» **DIRECTION**
Omit all pictures, then retype the data exactly as given.

Chart and figure data
=====
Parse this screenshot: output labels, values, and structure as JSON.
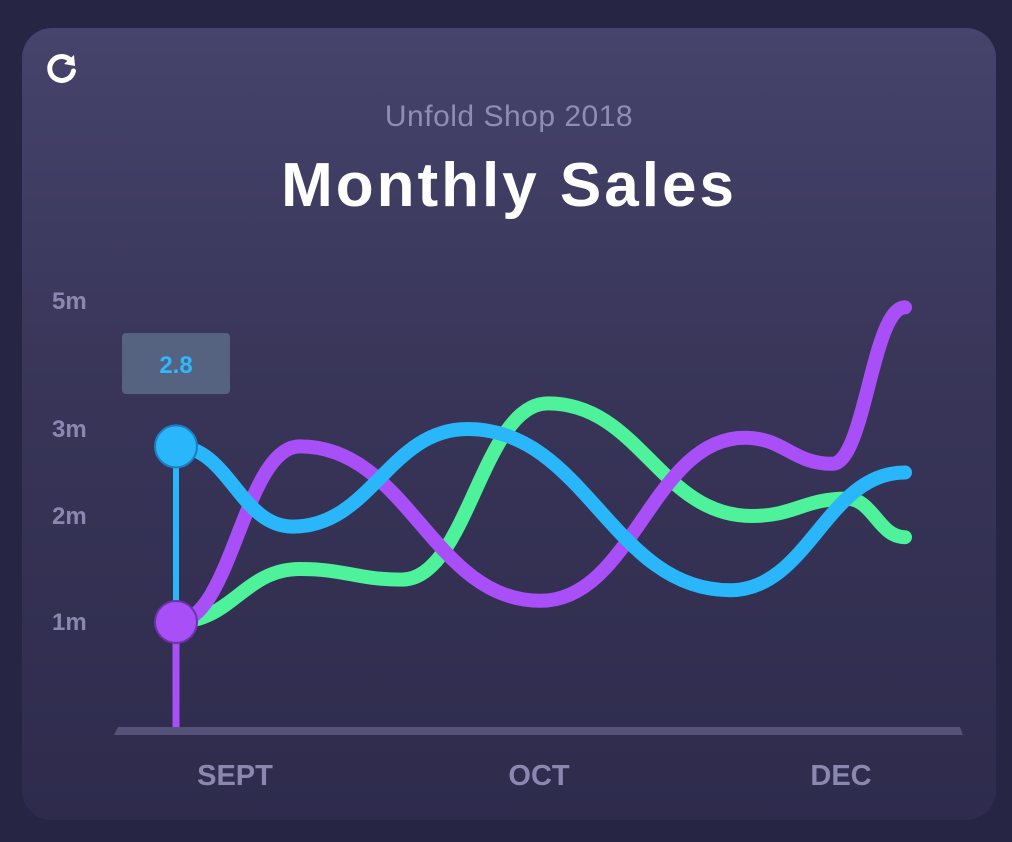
{
  "header": {
    "subtitle": "Unfold Shop 2018",
    "title": "Monthly Sales",
    "refresh_icon": "refresh-icon"
  },
  "colors": {
    "purple": "#a94ff7",
    "blue": "#29b6fb",
    "green": "#4ef29a",
    "axis": "#55527a"
  },
  "chart_data": {
    "type": "line",
    "title": "Monthly Sales",
    "subtitle": "Unfold Shop 2018",
    "xlabel": "",
    "ylabel": "",
    "x_tick_labels": [
      "SEPT",
      "OCT",
      "DEC"
    ],
    "y_tick_labels": [
      "5m",
      "3m",
      "2m",
      "1m"
    ],
    "y_tick_values": [
      5,
      3,
      2,
      1
    ],
    "ylim": [
      0,
      5.1
    ],
    "xlim": [
      0,
      1
    ],
    "grid": false,
    "legend": "none",
    "curve": "smooth",
    "series": [
      {
        "color": "#a94ff7",
        "points": [
          [
            0,
            1.0
          ],
          [
            0.17,
            2.8
          ],
          [
            0.5,
            1.2
          ],
          [
            0.78,
            2.9
          ],
          [
            0.9,
            2.6
          ],
          [
            1.0,
            4.9
          ]
        ]
      },
      {
        "color": "#29b6fb",
        "points": [
          [
            0,
            2.8
          ],
          [
            0.16,
            1.9
          ],
          [
            0.4,
            3.0
          ],
          [
            0.76,
            1.3
          ],
          [
            1.0,
            2.5
          ]
        ]
      },
      {
        "color": "#4ef29a",
        "points": [
          [
            0,
            1.0
          ],
          [
            0.17,
            1.5
          ],
          [
            0.31,
            1.4
          ],
          [
            0.51,
            3.4
          ],
          [
            0.79,
            2.0
          ],
          [
            0.92,
            2.2
          ],
          [
            1.0,
            1.8
          ]
        ]
      }
    ],
    "tooltip": {
      "value": "2.8",
      "x": 0,
      "y": 2.8,
      "series_color": "#29b6fb"
    },
    "marker": {
      "x": 0,
      "y": 1.0,
      "series_color": "#a94ff7"
    }
  }
}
=====
» **WRITTEN ANSWER**
Parse this screenshot: output labels, values, and structure as JSON.
{
  "header": {
    "subtitle": "Unfold Shop 2018",
    "title": "Monthly Sales",
    "refresh_icon": "refresh-icon"
  },
  "colors": {
    "purple": "#a94ff7",
    "blue": "#29b6fb",
    "green": "#4ef29a",
    "axis": "#55527a"
  },
  "chart_data": {
    "type": "line",
    "title": "Monthly Sales",
    "subtitle": "Unfold Shop 2018",
    "xlabel": "",
    "ylabel": "",
    "x_tick_labels": [
      "SEPT",
      "OCT",
      "DEC"
    ],
    "y_tick_labels": [
      "5m",
      "3m",
      "2m",
      "1m"
    ],
    "y_tick_values": [
      5,
      3,
      2,
      1
    ],
    "ylim": [
      0,
      5.1
    ],
    "xlim": [
      0,
      1
    ],
    "grid": false,
    "legend": "none",
    "curve": "smooth",
    "series": [
      {
        "color": "#a94ff7",
        "points": [
          [
            0,
            1.0
          ],
          [
            0.17,
            2.8
          ],
          [
            0.5,
            1.2
          ],
          [
            0.78,
            2.9
          ],
          [
            0.9,
            2.6
          ],
          [
            1.0,
            4.9
          ]
        ]
      },
      {
        "color": "#29b6fb",
        "points": [
          [
            0,
            2.8
          ],
          [
            0.16,
            1.9
          ],
          [
            0.4,
            3.0
          ],
          [
            0.76,
            1.3
          ],
          [
            1.0,
            2.5
          ]
        ]
      },
      {
        "color": "#4ef29a",
        "points": [
          [
            0,
            1.0
          ],
          [
            0.17,
            1.5
          ],
          [
            0.31,
            1.4
          ],
          [
            0.51,
            3.4
          ],
          [
            0.79,
            2.0
          ],
          [
            0.92,
            2.2
          ],
          [
            1.0,
            1.8
          ]
        ]
      }
    ],
    "tooltip": {
      "value": "2.8",
      "x": 0,
      "y": 2.8,
      "series_color": "#29b6fb"
    },
    "marker": {
      "x": 0,
      "y": 1.0,
      "series_color": "#a94ff7"
    }
  }
}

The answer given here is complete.